━━━━━ EXTRAIT DE PAGE ━━━━━
MACKINTOSH DÉFEND L’ASSIGNAT

Dans l’œuvre de Mackintosh aussi, quelque modérée et équilibrée qu’elle soit, il y a un sens social. Elle nous semble aujourd’hui bien optimiste. Mackintosh ne prévoit pas les orages, il ne prévoit pas les terribles commotions que provoquera bientôt la guerre européenne. Après tout, quand il écrivait au commencement de 1791, il n’était point interdit d’espérer un dénouement à la fois pacifique et grandiose du drame de la Révolution et il n’était pas encore au-dessus des forces humaines d’assurer ce dénouement pacifique. Comment Burke peut-il dire que la Révolution française est un entraînement irréfléchi ? Elle est la conséquence inévitable et elle est le seul remède du désordre politique et social où la monarchie absolue avait jeté la France. Comment peut-il voir une violation funeste des traditions dans le vote par tête substitue au vote par ordre ? Ces corporations fermées, ces castes entretiennent l’esprit d’égoïsme et de privilège. Comment peut-il se plaindre de l’abolition des titres nobiliaires et des droits féodaux ? Il faut créer des mœurs d’égalité sans lesquelles toute démocratie est impossible. Pourquoi se scandaliser de la nationalisation des biens d’Eglise ? L’Etat a le droit de payer ses officiers de religion et de morale selon le mode qui lui plaît. Il consacrait à les payer les revenus variables de certains biens-fonds. Il a le droit, après leur avoir assuré un salaire fixe de disposer de ces biens-fonds. L’opération des assignats semble téméraire ? Que de sarcasmes et que de sombres prophéties Burke a accumulées sur les assignats, sur la circulation du papier ! Il n’y a plus, il n’y aura plus d’autres ressources que les assignats, hypothétiquement gagés sur les biens de l’Eglise.
━━━━━ LISTE DES ITEMS ━━━━━
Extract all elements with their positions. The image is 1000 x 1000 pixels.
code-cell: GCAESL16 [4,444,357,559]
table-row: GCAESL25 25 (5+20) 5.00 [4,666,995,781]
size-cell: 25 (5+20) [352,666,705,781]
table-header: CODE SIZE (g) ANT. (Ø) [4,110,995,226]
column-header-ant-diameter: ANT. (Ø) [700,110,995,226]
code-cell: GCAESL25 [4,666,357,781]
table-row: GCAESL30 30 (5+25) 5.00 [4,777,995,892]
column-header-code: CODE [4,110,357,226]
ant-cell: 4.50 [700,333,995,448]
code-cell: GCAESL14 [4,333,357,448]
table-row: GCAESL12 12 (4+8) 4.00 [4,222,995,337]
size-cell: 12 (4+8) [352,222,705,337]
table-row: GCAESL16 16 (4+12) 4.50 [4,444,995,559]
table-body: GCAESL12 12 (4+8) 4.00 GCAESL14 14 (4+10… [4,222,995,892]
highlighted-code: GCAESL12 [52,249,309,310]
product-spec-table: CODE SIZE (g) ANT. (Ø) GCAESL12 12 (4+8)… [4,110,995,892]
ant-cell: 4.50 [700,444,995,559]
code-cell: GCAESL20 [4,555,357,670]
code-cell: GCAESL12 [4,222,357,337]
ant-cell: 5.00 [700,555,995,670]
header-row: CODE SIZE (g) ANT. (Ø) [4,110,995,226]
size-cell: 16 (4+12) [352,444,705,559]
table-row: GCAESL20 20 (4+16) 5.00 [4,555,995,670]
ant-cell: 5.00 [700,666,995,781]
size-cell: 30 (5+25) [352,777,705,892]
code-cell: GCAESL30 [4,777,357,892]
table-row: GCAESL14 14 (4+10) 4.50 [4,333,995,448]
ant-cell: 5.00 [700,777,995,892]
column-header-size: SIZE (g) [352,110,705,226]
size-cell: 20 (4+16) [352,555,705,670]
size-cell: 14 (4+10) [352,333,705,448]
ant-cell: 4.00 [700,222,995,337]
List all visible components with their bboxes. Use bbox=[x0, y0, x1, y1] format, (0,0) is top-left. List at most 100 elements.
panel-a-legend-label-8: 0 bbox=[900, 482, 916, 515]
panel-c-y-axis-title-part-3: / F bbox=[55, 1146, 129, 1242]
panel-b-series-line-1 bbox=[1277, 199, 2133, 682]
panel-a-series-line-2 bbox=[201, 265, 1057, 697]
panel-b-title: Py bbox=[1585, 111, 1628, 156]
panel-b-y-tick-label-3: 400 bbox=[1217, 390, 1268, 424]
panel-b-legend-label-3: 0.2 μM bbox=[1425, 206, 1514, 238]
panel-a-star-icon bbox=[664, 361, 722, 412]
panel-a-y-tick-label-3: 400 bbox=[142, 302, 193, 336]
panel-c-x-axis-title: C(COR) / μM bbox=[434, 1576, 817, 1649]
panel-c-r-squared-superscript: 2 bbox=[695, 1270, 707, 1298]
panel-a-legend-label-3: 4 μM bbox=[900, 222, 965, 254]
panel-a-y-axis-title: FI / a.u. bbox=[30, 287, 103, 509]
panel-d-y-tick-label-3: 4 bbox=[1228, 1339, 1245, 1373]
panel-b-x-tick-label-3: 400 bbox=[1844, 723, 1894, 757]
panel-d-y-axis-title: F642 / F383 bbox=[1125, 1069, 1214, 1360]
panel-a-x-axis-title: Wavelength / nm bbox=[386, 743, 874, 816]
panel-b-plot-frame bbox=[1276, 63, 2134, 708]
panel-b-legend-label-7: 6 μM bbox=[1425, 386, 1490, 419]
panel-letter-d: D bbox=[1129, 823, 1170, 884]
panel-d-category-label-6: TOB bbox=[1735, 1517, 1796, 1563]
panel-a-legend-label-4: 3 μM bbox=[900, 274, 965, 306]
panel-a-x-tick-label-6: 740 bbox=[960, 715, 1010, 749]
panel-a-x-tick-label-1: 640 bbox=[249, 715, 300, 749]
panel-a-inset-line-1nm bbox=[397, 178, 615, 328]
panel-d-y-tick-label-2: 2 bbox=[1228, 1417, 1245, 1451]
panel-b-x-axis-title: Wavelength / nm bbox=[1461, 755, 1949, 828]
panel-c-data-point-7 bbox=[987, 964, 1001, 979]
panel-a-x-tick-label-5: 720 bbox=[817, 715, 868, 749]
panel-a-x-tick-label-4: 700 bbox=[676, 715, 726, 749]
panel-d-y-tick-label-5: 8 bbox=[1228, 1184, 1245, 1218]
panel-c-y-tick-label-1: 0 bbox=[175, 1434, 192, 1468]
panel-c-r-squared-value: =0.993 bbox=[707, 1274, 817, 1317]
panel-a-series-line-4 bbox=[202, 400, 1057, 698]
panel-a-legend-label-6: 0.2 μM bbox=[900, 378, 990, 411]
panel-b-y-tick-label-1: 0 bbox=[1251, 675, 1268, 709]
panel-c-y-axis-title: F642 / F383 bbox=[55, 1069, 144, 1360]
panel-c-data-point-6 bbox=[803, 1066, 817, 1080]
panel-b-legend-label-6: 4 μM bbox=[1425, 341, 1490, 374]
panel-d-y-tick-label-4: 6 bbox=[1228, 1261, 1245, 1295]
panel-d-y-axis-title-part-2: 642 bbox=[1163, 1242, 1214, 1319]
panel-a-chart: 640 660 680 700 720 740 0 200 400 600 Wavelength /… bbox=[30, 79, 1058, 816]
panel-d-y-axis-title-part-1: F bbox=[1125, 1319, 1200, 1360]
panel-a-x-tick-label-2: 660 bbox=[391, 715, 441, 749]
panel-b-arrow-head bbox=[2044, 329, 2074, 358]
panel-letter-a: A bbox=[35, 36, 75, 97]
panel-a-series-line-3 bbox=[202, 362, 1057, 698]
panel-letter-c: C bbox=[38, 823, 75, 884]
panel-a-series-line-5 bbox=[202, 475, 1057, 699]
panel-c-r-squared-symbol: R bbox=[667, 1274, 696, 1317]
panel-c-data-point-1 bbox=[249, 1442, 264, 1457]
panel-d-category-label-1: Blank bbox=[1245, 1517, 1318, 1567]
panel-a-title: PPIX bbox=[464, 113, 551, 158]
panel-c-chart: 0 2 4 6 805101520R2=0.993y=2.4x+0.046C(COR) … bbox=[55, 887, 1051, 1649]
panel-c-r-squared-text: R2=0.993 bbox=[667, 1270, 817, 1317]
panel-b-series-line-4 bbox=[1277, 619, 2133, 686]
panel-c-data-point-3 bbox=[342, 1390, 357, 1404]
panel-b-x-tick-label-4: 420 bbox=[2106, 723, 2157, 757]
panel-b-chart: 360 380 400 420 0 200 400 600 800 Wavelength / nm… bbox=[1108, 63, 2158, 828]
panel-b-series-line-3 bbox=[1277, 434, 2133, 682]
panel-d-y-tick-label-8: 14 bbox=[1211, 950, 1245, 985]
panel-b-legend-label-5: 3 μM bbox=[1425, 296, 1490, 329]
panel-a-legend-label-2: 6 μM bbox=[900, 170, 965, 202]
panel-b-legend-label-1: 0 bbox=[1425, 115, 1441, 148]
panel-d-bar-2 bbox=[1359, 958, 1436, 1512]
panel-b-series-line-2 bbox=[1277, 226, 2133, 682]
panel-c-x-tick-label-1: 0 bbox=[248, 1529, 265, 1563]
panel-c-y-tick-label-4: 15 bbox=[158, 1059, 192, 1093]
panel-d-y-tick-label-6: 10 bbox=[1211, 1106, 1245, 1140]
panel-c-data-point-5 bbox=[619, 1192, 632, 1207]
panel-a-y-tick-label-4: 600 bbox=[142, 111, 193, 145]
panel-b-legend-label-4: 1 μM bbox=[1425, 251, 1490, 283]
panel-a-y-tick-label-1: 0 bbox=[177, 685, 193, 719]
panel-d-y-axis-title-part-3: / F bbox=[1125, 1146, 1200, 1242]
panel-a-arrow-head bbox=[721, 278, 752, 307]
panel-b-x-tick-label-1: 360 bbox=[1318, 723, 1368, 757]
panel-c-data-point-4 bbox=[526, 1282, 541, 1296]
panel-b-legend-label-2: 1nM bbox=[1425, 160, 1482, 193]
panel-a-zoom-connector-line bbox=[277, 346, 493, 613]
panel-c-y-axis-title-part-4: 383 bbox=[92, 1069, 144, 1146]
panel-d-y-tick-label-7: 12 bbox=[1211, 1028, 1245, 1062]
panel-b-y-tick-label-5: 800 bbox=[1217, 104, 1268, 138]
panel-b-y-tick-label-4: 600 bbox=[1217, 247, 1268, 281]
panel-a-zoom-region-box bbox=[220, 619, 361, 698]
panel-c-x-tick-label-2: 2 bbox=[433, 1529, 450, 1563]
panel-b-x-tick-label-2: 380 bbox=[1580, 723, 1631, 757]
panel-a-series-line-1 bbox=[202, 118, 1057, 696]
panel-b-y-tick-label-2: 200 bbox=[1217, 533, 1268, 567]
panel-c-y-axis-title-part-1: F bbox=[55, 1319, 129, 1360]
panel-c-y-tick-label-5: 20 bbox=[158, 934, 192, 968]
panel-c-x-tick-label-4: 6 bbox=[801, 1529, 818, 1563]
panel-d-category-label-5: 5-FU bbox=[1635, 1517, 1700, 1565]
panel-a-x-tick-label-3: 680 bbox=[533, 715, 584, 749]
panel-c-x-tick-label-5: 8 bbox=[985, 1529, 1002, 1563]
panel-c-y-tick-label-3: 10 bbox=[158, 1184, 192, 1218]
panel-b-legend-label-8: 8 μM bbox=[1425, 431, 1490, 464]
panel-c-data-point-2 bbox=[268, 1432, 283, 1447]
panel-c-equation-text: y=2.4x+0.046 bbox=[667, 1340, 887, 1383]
━━━━━
OBJECTIF DE L'EXERCICE: Recopiez intégralement, sans rien changer, le texte sur Mackintosh et la défense de l'assignat.

RÉPONSE COMPLÈTE:
MACKINTOSH DÉFEND L’ASSIGNAT

Dans l’œuvre de Mackintosh aussi, quelque modérée et équilibrée qu’elle soit, il y a un sens social. Elle nous semble aujourd’hui bien optimiste. Mackintosh ne prévoit pas les orages, il ne prévoit pas les terribles commotions que provoquera bientôt la guerre européenne. Après tout, quand il écrivait au commencement de 1791, il n’était point interdit d’espérer un dénouement à la fois pacifique et grandiose du drame de la Révolution et il n’était pas encore au-dessus des forces humaines d’assurer ce dénouement pacifique. Comment Burke peut-il dire que la Révolution française est un entraînement irréfléchi ? Elle est la conséquence inévitable et elle est le seul remède du désordre politique et social où la monarchie absolue avait jeté la France. Comment peut-il voir une violation funeste des traditions dans le vote par tête substitue au vote par ordre ? Ces corporations fermées, ces castes entretiennent l’esprit d’égoïsme et de privilège. Comment peut-il se plaindre de l’abolition des titres nobiliaires et des droits féodaux ? Il faut créer des mœurs d’égalité sans lesquelles toute démocratie est impossible. Pourquoi se scandaliser de la nationalisation des biens d’Eglise ? L’Etat a le droit de payer ses officiers de religion et de morale selon le mode qui lui plaît. Il consacrait à les payer les revenus variables de certains biens-fonds. Il a le droit, après leur avoir assuré un salaire fixe de disposer de ces biens-fonds. L’opération des assignats semble téméraire ? Que de sarcasmes et que de sombres prophéties Burke a accumulées sur les assignats, sur la circulation du papier ! Il n’y a plus, il n’y aura plus d’autres ressources que les assignats, hypothétiquement gagés sur les biens de l’Eglise.